Data section.
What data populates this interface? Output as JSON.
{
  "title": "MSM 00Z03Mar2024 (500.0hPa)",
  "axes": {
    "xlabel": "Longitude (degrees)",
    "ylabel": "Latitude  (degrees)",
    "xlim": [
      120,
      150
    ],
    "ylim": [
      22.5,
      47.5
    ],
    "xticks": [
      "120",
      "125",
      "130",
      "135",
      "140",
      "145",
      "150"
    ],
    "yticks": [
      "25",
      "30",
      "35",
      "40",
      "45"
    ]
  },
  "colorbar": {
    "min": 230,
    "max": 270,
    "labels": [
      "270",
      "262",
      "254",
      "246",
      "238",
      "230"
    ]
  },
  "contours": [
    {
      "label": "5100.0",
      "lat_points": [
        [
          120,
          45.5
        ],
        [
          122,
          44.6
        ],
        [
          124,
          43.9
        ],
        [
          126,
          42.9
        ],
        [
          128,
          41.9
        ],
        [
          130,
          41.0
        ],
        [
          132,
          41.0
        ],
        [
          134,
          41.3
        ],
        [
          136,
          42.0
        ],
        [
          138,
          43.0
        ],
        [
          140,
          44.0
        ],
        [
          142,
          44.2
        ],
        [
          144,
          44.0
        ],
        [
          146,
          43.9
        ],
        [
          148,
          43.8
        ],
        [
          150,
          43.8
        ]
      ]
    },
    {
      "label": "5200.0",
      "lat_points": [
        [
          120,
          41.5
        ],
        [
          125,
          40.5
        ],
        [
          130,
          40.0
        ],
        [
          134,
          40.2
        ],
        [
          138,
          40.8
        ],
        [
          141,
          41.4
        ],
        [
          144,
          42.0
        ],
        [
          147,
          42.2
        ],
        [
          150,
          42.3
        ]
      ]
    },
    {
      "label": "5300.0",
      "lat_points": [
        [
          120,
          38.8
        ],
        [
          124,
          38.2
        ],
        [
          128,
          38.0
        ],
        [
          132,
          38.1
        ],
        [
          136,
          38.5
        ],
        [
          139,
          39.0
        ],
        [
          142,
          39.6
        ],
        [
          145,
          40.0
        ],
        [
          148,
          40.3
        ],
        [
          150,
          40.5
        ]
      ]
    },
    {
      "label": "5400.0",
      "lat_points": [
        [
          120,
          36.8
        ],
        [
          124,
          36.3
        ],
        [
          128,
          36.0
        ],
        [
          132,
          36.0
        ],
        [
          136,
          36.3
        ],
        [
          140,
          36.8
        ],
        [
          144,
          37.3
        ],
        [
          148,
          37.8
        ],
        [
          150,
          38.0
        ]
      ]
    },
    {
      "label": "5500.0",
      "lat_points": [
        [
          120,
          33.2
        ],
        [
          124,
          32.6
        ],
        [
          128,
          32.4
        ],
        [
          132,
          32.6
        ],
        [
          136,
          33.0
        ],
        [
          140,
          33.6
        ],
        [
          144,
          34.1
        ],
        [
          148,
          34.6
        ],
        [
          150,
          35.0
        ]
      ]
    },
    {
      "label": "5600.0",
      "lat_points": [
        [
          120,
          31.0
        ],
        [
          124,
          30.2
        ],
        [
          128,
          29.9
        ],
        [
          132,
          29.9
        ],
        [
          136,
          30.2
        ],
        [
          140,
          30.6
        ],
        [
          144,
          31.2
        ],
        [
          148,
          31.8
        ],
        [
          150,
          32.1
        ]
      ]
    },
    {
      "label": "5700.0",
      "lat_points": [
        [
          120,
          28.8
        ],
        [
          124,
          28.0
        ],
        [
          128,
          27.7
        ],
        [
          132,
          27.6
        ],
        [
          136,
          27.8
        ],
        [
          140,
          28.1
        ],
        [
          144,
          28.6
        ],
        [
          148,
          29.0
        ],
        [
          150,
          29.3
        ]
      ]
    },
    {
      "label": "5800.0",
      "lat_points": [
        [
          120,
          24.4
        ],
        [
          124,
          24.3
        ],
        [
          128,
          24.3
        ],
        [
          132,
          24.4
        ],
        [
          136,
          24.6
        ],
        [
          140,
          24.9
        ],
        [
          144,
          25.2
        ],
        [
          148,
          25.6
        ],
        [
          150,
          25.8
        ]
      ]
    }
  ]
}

The problem.
Write out the records above again, keeping each one identical to the original.

Response.
What data populates this interface? Output as JSON.
{
  "title": "MSM 00Z03Mar2024 (500.0hPa)",
  "axes": {
    "xlabel": "Longitude (degrees)",
    "ylabel": "Latitude  (degrees)",
    "xlim": [
      120,
      150
    ],
    "ylim": [
      22.5,
      47.5
    ],
    "xticks": [
      "120",
      "125",
      "130",
      "135",
      "140",
      "145",
      "150"
    ],
    "yticks": [
      "25",
      "30",
      "35",
      "40",
      "45"
    ]
  },
  "colorbar": {
    "min": 230,
    "max": 270,
    "labels": [
      "270",
      "262",
      "254",
      "246",
      "238",
      "230"
    ]
  },
  "contours": [
    {
      "label": "5100.0",
      "lat_points": [
        [
          120,
          45.5
        ],
        [
          122,
          44.6
        ],
        [
          124,
          43.9
        ],
        [
          126,
          42.9
        ],
        [
          128,
          41.9
        ],
        [
          130,
          41.0
        ],
        [
          132,
          41.0
        ],
        [
          134,
          41.3
        ],
        [
          136,
          42.0
        ],
        [
          138,
          43.0
        ],
        [
          140,
          44.0
        ],
        [
          142,
          44.2
        ],
        [
          144,
          44.0
        ],
        [
          146,
          43.9
        ],
        [
          148,
          43.8
        ],
        [
          150,
          43.8
        ]
      ]
    },
    {
      "label": "5200.0",
      "lat_points": [
        [
          120,
          41.5
        ],
        [
          125,
          40.5
        ],
        [
          130,
          40.0
        ],
        [
          134,
          40.2
        ],
        [
          138,
          40.8
        ],
        [
          141,
          41.4
        ],
        [
          144,
          42.0
        ],
        [
          147,
          42.2
        ],
        [
          150,
          42.3
        ]
      ]
    },
    {
      "label": "5300.0",
      "lat_points": [
        [
          120,
          38.8
        ],
        [
          124,
          38.2
        ],
        [
          128,
          38.0
        ],
        [
          132,
          38.1
        ],
        [
          136,
          38.5
        ],
        [
          139,
          39.0
        ],
        [
          142,
          39.6
        ],
        [
          145,
          40.0
        ],
        [
          148,
          40.3
        ],
        [
          150,
          40.5
        ]
      ]
    },
    {
      "label": "5400.0",
      "lat_points": [
        [
          120,
          36.8
        ],
        [
          124,
          36.3
        ],
        [
          128,
          36.0
        ],
        [
          132,
          36.0
        ],
        [
          136,
          36.3
        ],
        [
          140,
          36.8
        ],
        [
          144,
          37.3
        ],
        [
          148,
          37.8
        ],
        [
          150,
          38.0
        ]
      ]
    },
    {
      "label": "5500.0",
      "lat_points": [
        [
          120,
          33.2
        ],
        [
          124,
          32.6
        ],
        [
          128,
          32.4
        ],
        [
          132,
          32.6
        ],
        [
          136,
          33.0
        ],
        [
          140,
          33.6
        ],
        [
          144,
          34.1
        ],
        [
          148,
          34.6
        ],
        [
          150,
          35.0
        ]
      ]
    },
    {
      "label": "5600.0",
      "lat_points": [
        [
          120,
          31.0
        ],
        [
          124,
          30.2
        ],
        [
          128,
          29.9
        ],
        [
          132,
          29.9
        ],
        [
          136,
          30.2
        ],
        [
          140,
          30.6
        ],
        [
          144,
          31.2
        ],
        [
          148,
          31.8
        ],
        [
          150,
          32.1
        ]
      ]
    },
    {
      "label": "5700.0",
      "lat_points": [
        [
          120,
          28.8
        ],
        [
          124,
          28.0
        ],
        [
          128,
          27.7
        ],
        [
          132,
          27.6
        ],
        [
          136,
          27.8
        ],
        [
          140,
          28.1
        ],
        [
          144,
          28.6
        ],
        [
          148,
          29.0
        ],
        [
          150,
          29.3
        ]
      ]
    },
    {
      "label": "5800.0",
      "lat_points": [
        [
          120,
          24.4
        ],
        [
          124,
          24.3
        ],
        [
          128,
          24.3
        ],
        [
          132,
          24.4
        ],
        [
          136,
          24.6
        ],
        [
          140,
          24.9
        ],
        [
          144,
          25.2
        ],
        [
          148,
          25.6
        ],
        [
          150,
          25.8
        ]
      ]
    }
  ]
}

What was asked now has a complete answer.